**Task brief**. Report every line in the listing that contains the string "JSON".

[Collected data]
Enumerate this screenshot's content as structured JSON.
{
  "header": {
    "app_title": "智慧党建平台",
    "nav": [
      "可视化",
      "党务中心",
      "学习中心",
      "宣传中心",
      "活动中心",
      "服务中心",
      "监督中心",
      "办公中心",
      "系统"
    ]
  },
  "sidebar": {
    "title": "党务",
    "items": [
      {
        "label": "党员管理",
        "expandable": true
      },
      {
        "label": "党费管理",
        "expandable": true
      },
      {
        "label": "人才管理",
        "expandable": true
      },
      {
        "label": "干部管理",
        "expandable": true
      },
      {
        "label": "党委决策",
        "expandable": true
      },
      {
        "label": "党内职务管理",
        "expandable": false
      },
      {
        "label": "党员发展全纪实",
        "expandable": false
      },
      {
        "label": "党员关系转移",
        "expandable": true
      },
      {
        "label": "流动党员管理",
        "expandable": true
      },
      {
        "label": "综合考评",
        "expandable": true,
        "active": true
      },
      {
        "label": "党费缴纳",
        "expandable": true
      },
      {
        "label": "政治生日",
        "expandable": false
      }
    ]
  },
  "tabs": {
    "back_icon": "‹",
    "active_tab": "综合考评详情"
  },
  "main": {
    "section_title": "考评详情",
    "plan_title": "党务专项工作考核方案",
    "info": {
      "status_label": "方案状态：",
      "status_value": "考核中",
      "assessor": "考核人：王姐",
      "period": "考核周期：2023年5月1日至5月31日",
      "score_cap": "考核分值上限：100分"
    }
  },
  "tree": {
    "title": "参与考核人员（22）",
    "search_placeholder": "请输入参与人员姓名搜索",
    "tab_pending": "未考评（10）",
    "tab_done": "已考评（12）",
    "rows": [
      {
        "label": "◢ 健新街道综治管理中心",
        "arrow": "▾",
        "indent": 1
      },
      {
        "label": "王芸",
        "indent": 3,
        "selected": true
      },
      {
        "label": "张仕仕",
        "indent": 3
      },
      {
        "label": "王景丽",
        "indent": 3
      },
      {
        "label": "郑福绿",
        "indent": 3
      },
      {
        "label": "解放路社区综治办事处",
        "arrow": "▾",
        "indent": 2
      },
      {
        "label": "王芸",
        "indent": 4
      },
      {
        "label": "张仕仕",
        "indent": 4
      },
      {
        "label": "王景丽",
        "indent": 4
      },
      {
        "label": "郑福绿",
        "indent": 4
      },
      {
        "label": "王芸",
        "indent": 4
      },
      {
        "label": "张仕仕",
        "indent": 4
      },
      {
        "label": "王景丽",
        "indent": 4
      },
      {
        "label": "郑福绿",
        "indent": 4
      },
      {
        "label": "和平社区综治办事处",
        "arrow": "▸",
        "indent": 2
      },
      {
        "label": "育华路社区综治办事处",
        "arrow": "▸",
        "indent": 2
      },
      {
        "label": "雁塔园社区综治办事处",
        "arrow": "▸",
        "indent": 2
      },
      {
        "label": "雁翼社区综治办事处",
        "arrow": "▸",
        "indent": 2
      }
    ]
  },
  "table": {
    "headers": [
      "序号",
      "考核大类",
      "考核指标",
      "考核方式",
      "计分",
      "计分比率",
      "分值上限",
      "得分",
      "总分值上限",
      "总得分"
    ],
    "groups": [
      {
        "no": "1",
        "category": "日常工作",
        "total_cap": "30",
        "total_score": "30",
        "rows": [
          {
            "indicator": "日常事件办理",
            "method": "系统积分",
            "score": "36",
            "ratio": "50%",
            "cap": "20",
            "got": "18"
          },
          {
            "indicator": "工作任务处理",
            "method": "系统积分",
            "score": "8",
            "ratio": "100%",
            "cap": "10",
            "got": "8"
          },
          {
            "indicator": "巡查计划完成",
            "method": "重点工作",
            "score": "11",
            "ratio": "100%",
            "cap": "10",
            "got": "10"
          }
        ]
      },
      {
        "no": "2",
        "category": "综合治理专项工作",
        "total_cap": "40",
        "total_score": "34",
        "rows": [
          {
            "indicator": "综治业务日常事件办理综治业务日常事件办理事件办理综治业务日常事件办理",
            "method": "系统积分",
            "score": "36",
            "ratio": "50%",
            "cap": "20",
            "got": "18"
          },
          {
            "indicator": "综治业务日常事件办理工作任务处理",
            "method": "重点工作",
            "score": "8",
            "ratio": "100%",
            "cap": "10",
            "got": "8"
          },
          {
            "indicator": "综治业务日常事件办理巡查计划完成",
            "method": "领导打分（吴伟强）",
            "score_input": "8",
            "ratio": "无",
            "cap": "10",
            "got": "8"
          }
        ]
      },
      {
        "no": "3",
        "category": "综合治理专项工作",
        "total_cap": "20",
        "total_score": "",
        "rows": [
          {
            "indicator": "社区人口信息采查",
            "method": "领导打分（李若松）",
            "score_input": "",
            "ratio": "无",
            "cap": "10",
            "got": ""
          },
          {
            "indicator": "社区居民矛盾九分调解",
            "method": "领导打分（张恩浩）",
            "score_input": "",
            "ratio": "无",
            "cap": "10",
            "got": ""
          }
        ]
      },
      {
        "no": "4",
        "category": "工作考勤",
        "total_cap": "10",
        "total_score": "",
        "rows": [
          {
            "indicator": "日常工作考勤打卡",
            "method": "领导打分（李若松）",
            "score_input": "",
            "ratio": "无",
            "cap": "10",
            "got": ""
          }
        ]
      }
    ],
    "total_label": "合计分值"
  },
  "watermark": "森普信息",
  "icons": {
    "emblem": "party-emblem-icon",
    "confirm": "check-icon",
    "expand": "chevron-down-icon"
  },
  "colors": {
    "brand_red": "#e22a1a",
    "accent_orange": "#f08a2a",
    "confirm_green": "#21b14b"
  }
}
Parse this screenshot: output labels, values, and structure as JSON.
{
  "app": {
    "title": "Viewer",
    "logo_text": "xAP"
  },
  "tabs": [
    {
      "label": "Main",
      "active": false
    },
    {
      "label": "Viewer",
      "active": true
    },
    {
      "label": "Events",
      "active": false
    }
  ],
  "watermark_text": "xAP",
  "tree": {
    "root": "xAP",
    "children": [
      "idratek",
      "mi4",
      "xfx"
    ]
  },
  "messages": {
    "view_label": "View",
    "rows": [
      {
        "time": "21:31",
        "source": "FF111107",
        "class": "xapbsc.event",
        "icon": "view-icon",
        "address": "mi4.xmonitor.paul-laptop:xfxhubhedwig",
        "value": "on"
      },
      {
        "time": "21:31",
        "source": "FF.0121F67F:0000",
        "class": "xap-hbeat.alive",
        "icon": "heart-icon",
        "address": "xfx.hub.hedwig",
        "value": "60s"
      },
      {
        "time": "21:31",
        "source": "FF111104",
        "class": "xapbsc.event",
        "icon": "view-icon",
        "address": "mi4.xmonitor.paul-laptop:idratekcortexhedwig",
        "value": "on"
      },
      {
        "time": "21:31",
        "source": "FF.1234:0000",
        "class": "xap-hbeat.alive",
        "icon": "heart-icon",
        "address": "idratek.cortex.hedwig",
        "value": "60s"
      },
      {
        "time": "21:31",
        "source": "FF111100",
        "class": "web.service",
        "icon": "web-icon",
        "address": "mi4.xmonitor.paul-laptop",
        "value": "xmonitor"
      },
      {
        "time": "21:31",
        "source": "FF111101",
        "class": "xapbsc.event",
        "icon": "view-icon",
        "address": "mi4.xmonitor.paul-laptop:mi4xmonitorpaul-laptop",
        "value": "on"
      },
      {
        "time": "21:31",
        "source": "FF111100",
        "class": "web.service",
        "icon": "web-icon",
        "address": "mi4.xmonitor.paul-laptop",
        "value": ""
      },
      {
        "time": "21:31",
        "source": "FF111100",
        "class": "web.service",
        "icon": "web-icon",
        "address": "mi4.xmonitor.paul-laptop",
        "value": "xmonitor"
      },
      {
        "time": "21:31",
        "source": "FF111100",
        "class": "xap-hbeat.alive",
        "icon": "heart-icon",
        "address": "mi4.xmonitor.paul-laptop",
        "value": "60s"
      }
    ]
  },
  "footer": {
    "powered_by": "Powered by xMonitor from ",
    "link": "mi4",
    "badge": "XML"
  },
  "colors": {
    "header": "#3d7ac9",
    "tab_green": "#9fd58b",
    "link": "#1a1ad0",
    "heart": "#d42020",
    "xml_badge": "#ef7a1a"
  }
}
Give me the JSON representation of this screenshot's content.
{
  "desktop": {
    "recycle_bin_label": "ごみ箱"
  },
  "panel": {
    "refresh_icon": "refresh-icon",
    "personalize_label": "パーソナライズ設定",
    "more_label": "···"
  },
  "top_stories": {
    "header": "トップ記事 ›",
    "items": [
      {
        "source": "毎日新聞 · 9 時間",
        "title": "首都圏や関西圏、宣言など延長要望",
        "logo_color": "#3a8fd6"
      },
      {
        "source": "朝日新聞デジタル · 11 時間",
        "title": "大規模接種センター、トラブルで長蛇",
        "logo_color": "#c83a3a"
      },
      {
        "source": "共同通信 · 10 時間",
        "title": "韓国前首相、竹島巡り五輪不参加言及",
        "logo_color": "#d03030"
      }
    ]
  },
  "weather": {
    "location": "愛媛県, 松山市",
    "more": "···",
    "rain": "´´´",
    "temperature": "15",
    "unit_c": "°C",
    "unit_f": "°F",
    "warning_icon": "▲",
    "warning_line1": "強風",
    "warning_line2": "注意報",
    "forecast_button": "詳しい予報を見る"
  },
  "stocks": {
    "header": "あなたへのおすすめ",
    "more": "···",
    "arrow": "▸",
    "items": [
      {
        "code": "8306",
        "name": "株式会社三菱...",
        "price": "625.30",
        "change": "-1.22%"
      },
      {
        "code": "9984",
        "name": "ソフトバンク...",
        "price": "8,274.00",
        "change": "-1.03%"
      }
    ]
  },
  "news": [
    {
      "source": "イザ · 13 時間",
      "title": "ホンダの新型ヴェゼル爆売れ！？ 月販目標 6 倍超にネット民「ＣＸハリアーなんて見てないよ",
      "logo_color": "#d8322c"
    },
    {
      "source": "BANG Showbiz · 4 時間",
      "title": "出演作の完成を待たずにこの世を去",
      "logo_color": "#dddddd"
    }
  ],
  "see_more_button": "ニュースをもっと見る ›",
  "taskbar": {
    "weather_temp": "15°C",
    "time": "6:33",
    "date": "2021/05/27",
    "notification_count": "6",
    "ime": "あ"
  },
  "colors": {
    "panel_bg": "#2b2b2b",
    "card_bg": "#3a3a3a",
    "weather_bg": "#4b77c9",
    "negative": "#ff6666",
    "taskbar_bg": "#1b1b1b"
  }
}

**Response for this exercise**.
Enumerate this screenshot's content as structured JSON.
Parse this screenshot: output labels, values, and structure as JSON.
Give me the JSON representation of this screenshot's content.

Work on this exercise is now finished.